O teleatendimento é um bom retrato
do Brasil, não só porque não funciona, já que não se consegue resolver nada de
nada por esse nulo serviço, mas também porque o copioso exército de
teleatendentes é retrato fiel do que a nossa péssima escola (não) forma, (não)
produz.
Como bem
sabe o leitor, é difícil, muito difícil (salvo raríssimas exceções) travar
qualquer diálogo que faça o teleatendente sair do roteiro preestabelecido e
enfiado goela abaixo dele e de todo o "exército".
Pois bem. Há
alguns dias, telefonei para o SAC de uma grande editora do país, para tratar de
um problema com a assinatura de uma revista. Lá pelas tantas, a atendente
justificou a ocorrência do tal problema com esta expressão: "É erro
sistêmico".
O que
significa "erro sistêmico"? O que significa "sistêmico"? Os
dicionários registram vários significados de "sistêmico". O que
talvez seja o mais usual é definido assim pelo "Houaiss":
"Relativo a ou próprio de um sistema". Quando se ouve o teleatendente
dizer "erro sistêmico", pode-se ter a impressão de que ele quer dizer
que o erro é típico daquele sistema, isto é, que sempre que ocorrer tal fato o
"sistema" vai errar.
Não era esse
o caso do meu problema. Logo depois que encerrei a conversa, o zelador me
entregou a correspondência do dia. Lá estava uma carta da editora, em que...

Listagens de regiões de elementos
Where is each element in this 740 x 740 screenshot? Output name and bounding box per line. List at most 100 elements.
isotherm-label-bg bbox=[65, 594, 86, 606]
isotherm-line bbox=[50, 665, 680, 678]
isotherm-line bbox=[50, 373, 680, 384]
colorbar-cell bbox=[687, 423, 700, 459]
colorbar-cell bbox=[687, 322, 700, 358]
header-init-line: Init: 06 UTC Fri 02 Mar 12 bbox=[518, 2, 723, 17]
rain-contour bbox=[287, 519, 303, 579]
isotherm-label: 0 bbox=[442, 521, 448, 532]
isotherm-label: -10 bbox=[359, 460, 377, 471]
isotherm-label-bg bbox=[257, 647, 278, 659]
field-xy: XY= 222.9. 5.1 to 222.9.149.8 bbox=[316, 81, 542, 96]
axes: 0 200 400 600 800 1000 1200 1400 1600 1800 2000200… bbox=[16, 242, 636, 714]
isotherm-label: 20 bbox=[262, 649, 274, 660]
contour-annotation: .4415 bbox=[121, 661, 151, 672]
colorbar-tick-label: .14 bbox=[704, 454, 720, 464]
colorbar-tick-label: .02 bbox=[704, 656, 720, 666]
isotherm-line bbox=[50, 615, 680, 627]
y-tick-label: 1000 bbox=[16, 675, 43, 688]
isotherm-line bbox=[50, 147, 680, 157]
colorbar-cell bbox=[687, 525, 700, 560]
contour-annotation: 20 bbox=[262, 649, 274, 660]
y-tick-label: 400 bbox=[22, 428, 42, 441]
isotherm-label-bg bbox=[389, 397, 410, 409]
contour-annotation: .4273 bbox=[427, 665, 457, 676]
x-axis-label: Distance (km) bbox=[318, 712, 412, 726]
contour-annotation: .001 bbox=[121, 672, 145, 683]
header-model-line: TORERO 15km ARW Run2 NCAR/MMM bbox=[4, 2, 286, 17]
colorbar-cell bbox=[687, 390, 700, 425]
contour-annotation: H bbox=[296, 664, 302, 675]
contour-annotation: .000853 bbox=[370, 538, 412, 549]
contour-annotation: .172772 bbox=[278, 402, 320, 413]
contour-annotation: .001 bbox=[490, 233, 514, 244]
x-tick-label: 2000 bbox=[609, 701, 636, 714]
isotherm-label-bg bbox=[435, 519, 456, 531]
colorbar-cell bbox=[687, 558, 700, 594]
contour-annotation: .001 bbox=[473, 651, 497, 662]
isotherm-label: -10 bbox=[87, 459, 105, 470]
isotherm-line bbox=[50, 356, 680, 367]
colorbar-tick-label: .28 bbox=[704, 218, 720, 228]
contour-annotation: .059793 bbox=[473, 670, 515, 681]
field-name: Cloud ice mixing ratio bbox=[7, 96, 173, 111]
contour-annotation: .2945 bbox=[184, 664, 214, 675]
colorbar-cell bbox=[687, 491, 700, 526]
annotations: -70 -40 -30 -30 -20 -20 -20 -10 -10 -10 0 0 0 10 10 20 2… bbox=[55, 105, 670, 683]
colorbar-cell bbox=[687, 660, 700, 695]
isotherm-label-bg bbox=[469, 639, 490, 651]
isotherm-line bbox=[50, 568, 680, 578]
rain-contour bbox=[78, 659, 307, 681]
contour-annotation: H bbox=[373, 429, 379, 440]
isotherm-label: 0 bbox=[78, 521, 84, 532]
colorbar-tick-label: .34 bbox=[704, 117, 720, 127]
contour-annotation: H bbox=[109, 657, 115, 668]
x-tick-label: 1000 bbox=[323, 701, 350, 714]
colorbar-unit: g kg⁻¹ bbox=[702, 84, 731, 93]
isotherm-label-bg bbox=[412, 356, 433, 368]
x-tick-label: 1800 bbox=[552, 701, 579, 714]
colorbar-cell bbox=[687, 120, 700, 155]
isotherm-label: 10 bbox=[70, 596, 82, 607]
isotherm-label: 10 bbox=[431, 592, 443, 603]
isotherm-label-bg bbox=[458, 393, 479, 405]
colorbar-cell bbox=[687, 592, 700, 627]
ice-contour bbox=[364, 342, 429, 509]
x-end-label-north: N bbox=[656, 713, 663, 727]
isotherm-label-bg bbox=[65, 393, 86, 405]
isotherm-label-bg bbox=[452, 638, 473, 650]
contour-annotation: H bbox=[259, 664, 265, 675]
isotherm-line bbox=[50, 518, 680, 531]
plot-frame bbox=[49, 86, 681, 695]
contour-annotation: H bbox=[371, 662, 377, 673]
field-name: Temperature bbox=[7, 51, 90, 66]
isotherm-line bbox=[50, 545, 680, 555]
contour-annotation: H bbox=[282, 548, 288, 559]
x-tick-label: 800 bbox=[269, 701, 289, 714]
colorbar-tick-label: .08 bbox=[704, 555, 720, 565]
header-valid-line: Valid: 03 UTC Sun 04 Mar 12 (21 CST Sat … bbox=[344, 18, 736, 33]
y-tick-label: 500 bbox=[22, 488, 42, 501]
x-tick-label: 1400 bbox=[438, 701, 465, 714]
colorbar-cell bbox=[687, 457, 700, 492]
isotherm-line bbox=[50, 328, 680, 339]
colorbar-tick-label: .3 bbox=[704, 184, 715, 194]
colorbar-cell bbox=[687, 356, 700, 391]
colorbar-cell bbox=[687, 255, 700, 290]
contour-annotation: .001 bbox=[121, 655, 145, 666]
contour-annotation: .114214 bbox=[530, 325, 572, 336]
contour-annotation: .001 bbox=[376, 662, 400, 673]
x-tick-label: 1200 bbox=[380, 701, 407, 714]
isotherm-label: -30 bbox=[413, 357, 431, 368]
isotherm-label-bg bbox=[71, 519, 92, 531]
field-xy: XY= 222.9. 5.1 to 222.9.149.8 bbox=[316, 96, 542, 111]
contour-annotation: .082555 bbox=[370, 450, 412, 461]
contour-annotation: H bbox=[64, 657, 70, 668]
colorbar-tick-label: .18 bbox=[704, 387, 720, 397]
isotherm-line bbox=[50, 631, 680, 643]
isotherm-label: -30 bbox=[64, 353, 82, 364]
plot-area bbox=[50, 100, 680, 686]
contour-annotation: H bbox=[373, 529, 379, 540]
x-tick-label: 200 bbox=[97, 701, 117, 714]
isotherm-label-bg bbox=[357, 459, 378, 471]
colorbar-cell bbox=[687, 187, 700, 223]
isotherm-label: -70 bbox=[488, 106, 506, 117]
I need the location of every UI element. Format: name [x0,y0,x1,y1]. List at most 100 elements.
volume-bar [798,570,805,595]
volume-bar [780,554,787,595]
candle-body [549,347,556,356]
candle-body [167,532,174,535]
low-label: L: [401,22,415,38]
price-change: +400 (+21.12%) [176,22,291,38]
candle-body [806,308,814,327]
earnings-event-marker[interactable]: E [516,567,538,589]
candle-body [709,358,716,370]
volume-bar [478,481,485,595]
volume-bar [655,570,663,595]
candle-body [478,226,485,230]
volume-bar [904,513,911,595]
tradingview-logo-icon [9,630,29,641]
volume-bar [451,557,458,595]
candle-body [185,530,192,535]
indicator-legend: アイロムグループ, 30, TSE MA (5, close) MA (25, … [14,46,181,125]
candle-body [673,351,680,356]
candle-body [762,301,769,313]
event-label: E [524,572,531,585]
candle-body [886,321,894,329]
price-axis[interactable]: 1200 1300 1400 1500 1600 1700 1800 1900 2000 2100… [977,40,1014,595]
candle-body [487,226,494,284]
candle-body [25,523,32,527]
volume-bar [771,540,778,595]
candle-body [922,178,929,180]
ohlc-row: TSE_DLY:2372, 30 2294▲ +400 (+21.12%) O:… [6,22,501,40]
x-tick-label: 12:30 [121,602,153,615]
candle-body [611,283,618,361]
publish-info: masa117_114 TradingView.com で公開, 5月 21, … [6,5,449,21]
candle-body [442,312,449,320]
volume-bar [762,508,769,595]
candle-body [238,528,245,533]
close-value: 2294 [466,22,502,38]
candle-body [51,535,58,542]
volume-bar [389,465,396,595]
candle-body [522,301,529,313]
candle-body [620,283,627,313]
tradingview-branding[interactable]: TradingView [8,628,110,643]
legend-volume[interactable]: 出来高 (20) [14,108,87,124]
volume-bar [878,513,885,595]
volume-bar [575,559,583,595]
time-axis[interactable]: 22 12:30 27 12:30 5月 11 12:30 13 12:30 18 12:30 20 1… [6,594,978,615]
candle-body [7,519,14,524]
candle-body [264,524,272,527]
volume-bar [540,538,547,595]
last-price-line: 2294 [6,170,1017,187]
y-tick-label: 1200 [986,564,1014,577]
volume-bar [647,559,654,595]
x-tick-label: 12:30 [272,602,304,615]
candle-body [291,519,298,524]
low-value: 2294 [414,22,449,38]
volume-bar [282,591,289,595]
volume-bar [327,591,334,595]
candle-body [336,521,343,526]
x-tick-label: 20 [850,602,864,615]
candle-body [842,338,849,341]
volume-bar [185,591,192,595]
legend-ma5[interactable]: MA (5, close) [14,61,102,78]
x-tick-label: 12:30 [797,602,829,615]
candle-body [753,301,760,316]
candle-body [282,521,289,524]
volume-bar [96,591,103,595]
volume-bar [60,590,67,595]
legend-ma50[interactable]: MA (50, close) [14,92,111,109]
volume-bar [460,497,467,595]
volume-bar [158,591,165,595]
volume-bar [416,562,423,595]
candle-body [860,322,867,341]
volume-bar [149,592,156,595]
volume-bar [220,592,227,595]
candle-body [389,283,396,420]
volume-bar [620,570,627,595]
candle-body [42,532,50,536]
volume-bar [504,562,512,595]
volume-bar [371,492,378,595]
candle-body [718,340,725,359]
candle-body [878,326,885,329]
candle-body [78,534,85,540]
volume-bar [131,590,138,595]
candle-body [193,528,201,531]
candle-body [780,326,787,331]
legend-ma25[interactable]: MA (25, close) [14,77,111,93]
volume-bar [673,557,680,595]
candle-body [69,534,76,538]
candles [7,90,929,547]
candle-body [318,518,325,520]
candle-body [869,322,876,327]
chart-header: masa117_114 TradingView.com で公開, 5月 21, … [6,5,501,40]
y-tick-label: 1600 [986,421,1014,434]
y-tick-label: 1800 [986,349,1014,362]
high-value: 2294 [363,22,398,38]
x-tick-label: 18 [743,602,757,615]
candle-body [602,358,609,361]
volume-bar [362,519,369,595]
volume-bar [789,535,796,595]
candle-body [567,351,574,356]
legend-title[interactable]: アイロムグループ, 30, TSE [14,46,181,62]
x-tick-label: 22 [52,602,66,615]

# [Objetivo do exercício]
No trecho sobre o teleatendimento, com que expressão a atendente do SAC da editora justificou o problema com a assinatura da revista?

# [Resposta]
"É erro sistêmico".